• Task prompt
The entire listing is to be repeated verbatim.

•••

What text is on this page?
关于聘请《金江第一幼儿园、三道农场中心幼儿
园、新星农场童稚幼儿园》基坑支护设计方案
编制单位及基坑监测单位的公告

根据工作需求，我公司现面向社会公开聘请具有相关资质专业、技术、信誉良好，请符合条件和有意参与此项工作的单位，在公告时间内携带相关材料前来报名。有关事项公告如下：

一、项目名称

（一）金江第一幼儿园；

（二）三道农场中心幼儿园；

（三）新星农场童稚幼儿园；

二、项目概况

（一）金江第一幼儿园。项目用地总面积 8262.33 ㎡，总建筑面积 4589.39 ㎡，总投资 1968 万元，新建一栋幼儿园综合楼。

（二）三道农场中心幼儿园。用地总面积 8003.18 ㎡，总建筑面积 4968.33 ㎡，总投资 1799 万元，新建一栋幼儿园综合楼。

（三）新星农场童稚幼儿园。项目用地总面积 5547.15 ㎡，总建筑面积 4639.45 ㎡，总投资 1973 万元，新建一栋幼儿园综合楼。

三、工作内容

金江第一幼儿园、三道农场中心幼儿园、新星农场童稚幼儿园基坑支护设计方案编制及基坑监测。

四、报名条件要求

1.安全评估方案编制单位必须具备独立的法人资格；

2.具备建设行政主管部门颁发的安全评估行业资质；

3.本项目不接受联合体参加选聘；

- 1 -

•••

• Answer to this exercise
What text is on this page?
关于聘请《金江第一幼儿园、三道农场中心幼儿
园、新星农场童稚幼儿园》基坑支护设计方案
编制单位及基坑监测单位的公告

根据工作需求，我公司现面向社会公开聘请具有相关资质专业、技术、信誉良好，请符合条件和有意参与此项工作的单位，在公告时间内携带相关材料前来报名。有关事项公告如下：

一、项目名称

（一）金江第一幼儿园；

（二）三道农场中心幼儿园；

（三）新星农场童稚幼儿园；

二、项目概况

（一）金江第一幼儿园。项目用地总面积 8262.33 ㎡，总建筑面积 4589.39 ㎡，总投资 1968 万元，新建一栋幼儿园综合楼。

（二）三道农场中心幼儿园。用地总面积 8003.18 ㎡，总建筑面积 4968.33 ㎡，总投资 1799 万元，新建一栋幼儿园综合楼。

（三）新星农场童稚幼儿园。项目用地总面积 5547.15 ㎡，总建筑面积 4639.45 ㎡，总投资 1973 万元，新建一栋幼儿园综合楼。

三、工作内容

金江第一幼儿园、三道农场中心幼儿园、新星农场童稚幼儿园基坑支护设计方案编制及基坑监测。

四、报名条件要求

1.安全评估方案编制单位必须具备独立的法人资格；

2.具备建设行政主管部门颁发的安全评估行业资质；

3.本项目不接受联合体参加选聘；

- 1 -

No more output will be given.